Task directions
Restate each line word for word. Leave out every picture.
* BEGIN Material supplied *
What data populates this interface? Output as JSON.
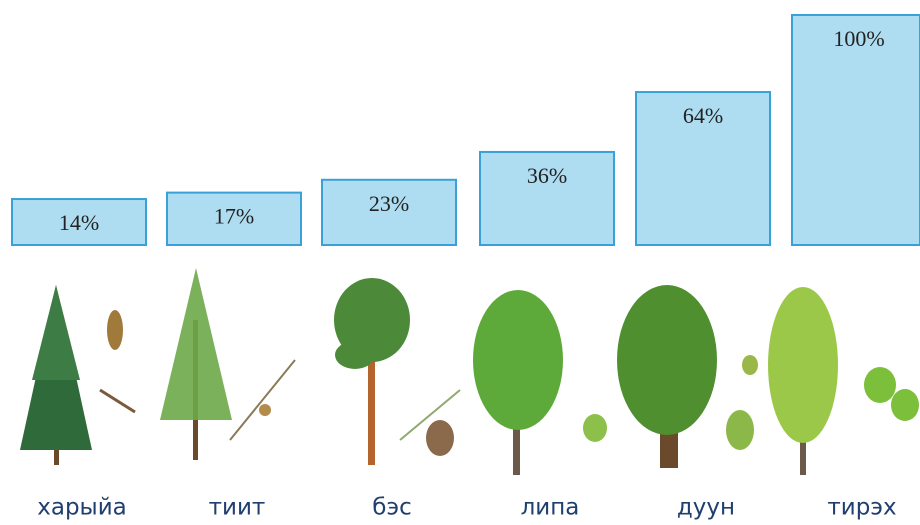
{
  "chart_data": {
    "type": "bar",
    "categories": [
      "харыйа",
      "тиит",
      "бэс",
      "липа",
      "дуун",
      "тирэх"
    ],
    "values": [
      14,
      17,
      23,
      36,
      64,
      100
    ],
    "value_labels": [
      "14%",
      "17%",
      "23%",
      "36%",
      "64%",
      "100%"
    ],
    "color": "#aedcf0"
  }
}
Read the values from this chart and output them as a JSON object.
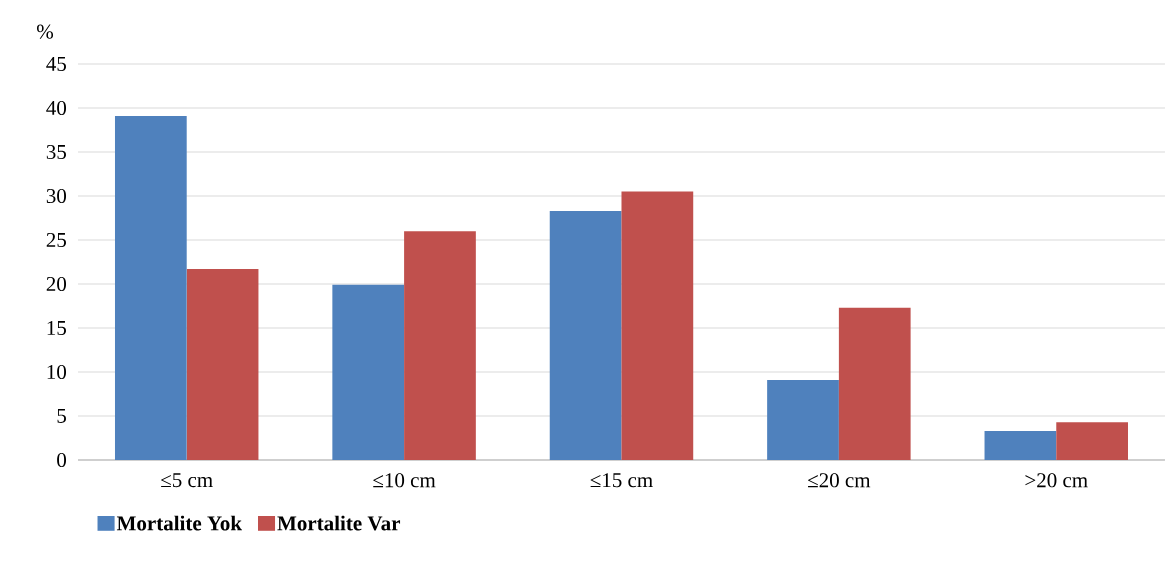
{
  "chart_data": {
    "type": "bar",
    "ylabel": "%",
    "categories": [
      "≤5 cm",
      "≤10 cm",
      "≤15 cm",
      "≤20 cm",
      ">20 cm"
    ],
    "series": [
      {
        "name": "Mortalite Yok",
        "color": "#4f81bd",
        "values": [
          39.1,
          19.9,
          28.3,
          9.1,
          3.3
        ]
      },
      {
        "name": "Mortalite Var",
        "color": "#c0504d",
        "values": [
          21.7,
          26.0,
          30.5,
          17.3,
          4.3
        ]
      }
    ],
    "ylim": [
      0,
      45
    ],
    "yticks": [
      0,
      5,
      10,
      15,
      20,
      25,
      30,
      35,
      40,
      45
    ],
    "grid": "y",
    "legend": "bottom left"
  }
}
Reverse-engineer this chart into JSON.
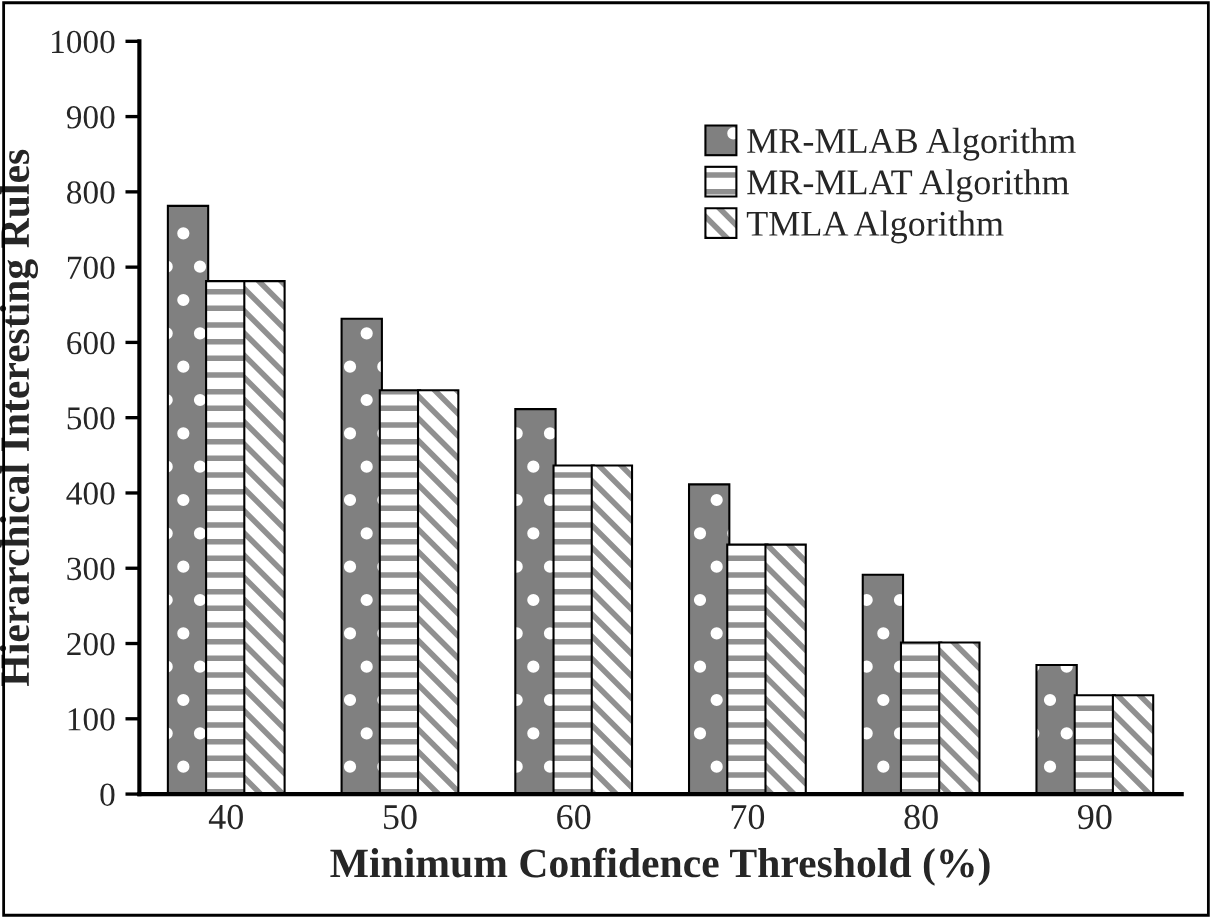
{
  "chart_data": {
    "type": "bar",
    "xlabel": "Minimum Confidence Threshold (%)",
    "ylabel": "Hierarchical Interesting Rules",
    "categories": [
      "40",
      "50",
      "60",
      "70",
      "80",
      "90"
    ],
    "series": [
      {
        "name": "MR-MLAB Algorithm",
        "color": "#808080",
        "values": [
          780,
          630,
          510,
          410,
          290,
          170
        ]
      },
      {
        "name": "MR-MLAT Algorithm",
        "color": "#ffffff",
        "values": [
          680,
          535,
          435,
          330,
          200,
          130
        ]
      },
      {
        "name": "TMLA Algorithm",
        "color": "#ffffff",
        "values": [
          680,
          535,
          435,
          330,
          200,
          130
        ]
      }
    ],
    "ylim": [
      0,
      1000
    ],
    "yticks": [
      0,
      100,
      200,
      300,
      400,
      500,
      600,
      700,
      800,
      900,
      1000
    ],
    "grid": false,
    "legend": "top right"
  }
}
* END Material supplied *
Final result
What data populates this interface? Output as JSON.
{
  "chart_data": {
    "type": "bar",
    "categories": [
      "харыйа",
      "тиит",
      "бэс",
      "липа",
      "дуун",
      "тирэх"
    ],
    "values": [
      14,
      17,
      23,
      36,
      64,
      100
    ],
    "value_labels": [
      "14%",
      "17%",
      "23%",
      "36%",
      "64%",
      "100%"
    ],
    "color": "#aedcf0"
  }
}
Read the values from this chart and output them as a JSON object.
{
  "chart_data": {
    "type": "bar",
    "ylabel": "%",
    "categories": [
      "≤5 cm",
      "≤10 cm",
      "≤15 cm",
      "≤20 cm",
      ">20 cm"
    ],
    "series": [
      {
        "name": "Mortalite Yok",
        "color": "#4f81bd",
        "values": [
          39.1,
          19.9,
          28.3,
          9.1,
          3.3
        ]
      },
      {
        "name": "Mortalite Var",
        "color": "#c0504d",
        "values": [
          21.7,
          26.0,
          30.5,
          17.3,
          4.3
        ]
      }
    ],
    "ylim": [
      0,
      45
    ],
    "yticks": [
      0,
      5,
      10,
      15,
      20,
      25,
      30,
      35,
      40,
      45
    ],
    "grid": "y",
    "legend": "bottom left"
  }
}
Reverse-engineer this chart into JSON.
{
  "chart_data": {
    "type": "bar",
    "xlabel": "Minimum Confidence Threshold (%)",
    "ylabel": "Hierarchical Interesting Rules",
    "categories": [
      "40",
      "50",
      "60",
      "70",
      "80",
      "90"
    ],
    "series": [
      {
        "name": "MR-MLAB Algorithm",
        "color": "#808080",
        "values": [
          780,
          630,
          510,
          410,
          290,
          170
        ]
      },
      {
        "name": "MR-MLAT Algorithm",
        "color": "#ffffff",
        "values": [
          680,
          535,
          435,
          330,
          200,
          130
        ]
      },
      {
        "name": "TMLA Algorithm",
        "color": "#ffffff",
        "values": [
          680,
          535,
          435,
          330,
          200,
          130
        ]
      }
    ],
    "ylim": [
      0,
      1000
    ],
    "yticks": [
      0,
      100,
      200,
      300,
      400,
      500,
      600,
      700,
      800,
      900,
      1000
    ],
    "grid": false,
    "legend": "top right"
  }
}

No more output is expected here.